Items from a dataset
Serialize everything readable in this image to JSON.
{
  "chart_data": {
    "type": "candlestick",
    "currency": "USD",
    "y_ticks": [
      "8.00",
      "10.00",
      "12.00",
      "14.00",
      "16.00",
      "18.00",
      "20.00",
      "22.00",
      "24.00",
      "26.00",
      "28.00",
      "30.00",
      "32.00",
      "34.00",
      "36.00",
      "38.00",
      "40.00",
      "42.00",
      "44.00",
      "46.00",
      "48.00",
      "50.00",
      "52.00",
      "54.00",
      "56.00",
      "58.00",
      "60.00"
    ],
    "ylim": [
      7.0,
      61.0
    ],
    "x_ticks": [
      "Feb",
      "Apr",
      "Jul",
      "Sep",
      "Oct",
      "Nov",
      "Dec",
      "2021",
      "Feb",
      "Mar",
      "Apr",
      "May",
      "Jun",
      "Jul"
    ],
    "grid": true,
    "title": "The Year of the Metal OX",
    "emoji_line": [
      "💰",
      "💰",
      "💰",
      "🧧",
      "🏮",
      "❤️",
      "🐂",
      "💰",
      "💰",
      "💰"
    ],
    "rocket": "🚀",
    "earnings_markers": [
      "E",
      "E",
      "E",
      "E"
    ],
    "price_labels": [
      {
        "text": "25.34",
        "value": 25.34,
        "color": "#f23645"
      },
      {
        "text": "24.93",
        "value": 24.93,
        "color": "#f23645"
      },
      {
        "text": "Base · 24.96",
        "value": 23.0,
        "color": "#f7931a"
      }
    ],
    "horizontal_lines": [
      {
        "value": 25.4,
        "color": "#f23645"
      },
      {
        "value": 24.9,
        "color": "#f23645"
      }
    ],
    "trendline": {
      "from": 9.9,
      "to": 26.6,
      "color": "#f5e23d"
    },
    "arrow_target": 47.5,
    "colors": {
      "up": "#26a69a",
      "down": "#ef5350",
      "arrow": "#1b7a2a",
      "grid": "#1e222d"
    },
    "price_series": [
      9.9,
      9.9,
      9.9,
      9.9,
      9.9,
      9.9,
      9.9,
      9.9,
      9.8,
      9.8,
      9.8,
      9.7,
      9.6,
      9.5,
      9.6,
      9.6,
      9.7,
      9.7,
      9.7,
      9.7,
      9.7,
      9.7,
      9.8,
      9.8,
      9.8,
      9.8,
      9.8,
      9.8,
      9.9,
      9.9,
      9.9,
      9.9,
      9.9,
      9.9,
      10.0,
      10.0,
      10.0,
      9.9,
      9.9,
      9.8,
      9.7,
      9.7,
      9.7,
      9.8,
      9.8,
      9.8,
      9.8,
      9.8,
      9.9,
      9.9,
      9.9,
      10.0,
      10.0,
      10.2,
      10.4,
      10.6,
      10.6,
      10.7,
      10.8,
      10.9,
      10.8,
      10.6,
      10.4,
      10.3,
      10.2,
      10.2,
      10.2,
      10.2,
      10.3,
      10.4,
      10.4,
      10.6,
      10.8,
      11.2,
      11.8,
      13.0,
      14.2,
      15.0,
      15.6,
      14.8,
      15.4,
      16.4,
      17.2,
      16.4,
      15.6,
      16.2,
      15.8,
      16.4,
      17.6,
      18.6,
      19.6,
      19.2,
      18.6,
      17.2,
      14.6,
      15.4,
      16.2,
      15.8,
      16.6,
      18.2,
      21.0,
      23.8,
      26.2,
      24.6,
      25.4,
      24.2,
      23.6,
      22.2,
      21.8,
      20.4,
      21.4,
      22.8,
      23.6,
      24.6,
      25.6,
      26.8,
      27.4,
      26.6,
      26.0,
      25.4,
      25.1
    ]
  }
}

* **TASK GOAL**: All the entries above need to be reproduced exactly.

* **RESPONSE**:
Serialize everything readable in this image to JSON.
{
  "chart_data": {
    "type": "candlestick",
    "currency": "USD",
    "y_ticks": [
      "8.00",
      "10.00",
      "12.00",
      "14.00",
      "16.00",
      "18.00",
      "20.00",
      "22.00",
      "24.00",
      "26.00",
      "28.00",
      "30.00",
      "32.00",
      "34.00",
      "36.00",
      "38.00",
      "40.00",
      "42.00",
      "44.00",
      "46.00",
      "48.00",
      "50.00",
      "52.00",
      "54.00",
      "56.00",
      "58.00",
      "60.00"
    ],
    "ylim": [
      7.0,
      61.0
    ],
    "x_ticks": [
      "Feb",
      "Apr",
      "Jul",
      "Sep",
      "Oct",
      "Nov",
      "Dec",
      "2021",
      "Feb",
      "Mar",
      "Apr",
      "May",
      "Jun",
      "Jul"
    ],
    "grid": true,
    "title": "The Year of the Metal OX",
    "emoji_line": [
      "💰",
      "💰",
      "💰",
      "🧧",
      "🏮",
      "❤️",
      "🐂",
      "💰",
      "💰",
      "💰"
    ],
    "rocket": "🚀",
    "earnings_markers": [
      "E",
      "E",
      "E",
      "E"
    ],
    "price_labels": [
      {
        "text": "25.34",
        "value": 25.34,
        "color": "#f23645"
      },
      {
        "text": "24.93",
        "value": 24.93,
        "color": "#f23645"
      },
      {
        "text": "Base · 24.96",
        "value": 23.0,
        "color": "#f7931a"
      }
    ],
    "horizontal_lines": [
      {
        "value": 25.4,
        "color": "#f23645"
      },
      {
        "value": 24.9,
        "color": "#f23645"
      }
    ],
    "trendline": {
      "from": 9.9,
      "to": 26.6,
      "color": "#f5e23d"
    },
    "arrow_target": 47.5,
    "colors": {
      "up": "#26a69a",
      "down": "#ef5350",
      "arrow": "#1b7a2a",
      "grid": "#1e222d"
    },
    "price_series": [
      9.9,
      9.9,
      9.9,
      9.9,
      9.9,
      9.9,
      9.9,
      9.9,
      9.8,
      9.8,
      9.8,
      9.7,
      9.6,
      9.5,
      9.6,
      9.6,
      9.7,
      9.7,
      9.7,
      9.7,
      9.7,
      9.7,
      9.8,
      9.8,
      9.8,
      9.8,
      9.8,
      9.8,
      9.9,
      9.9,
      9.9,
      9.9,
      9.9,
      9.9,
      10.0,
      10.0,
      10.0,
      9.9,
      9.9,
      9.8,
      9.7,
      9.7,
      9.7,
      9.8,
      9.8,
      9.8,
      9.8,
      9.8,
      9.9,
      9.9,
      9.9,
      10.0,
      10.0,
      10.2,
      10.4,
      10.6,
      10.6,
      10.7,
      10.8,
      10.9,
      10.8,
      10.6,
      10.4,
      10.3,
      10.2,
      10.2,
      10.2,
      10.2,
      10.3,
      10.4,
      10.4,
      10.6,
      10.8,
      11.2,
      11.8,
      13.0,
      14.2,
      15.0,
      15.6,
      14.8,
      15.4,
      16.4,
      17.2,
      16.4,
      15.6,
      16.2,
      15.8,
      16.4,
      17.6,
      18.6,
      19.6,
      19.2,
      18.6,
      17.2,
      14.6,
      15.4,
      16.2,
      15.8,
      16.6,
      18.2,
      21.0,
      23.8,
      26.2,
      24.6,
      25.4,
      24.2,
      23.6,
      22.2,
      21.8,
      20.4,
      21.4,
      22.8,
      23.6,
      24.6,
      25.6,
      26.8,
      27.4,
      26.6,
      26.0,
      25.4,
      25.1
    ]
  }
}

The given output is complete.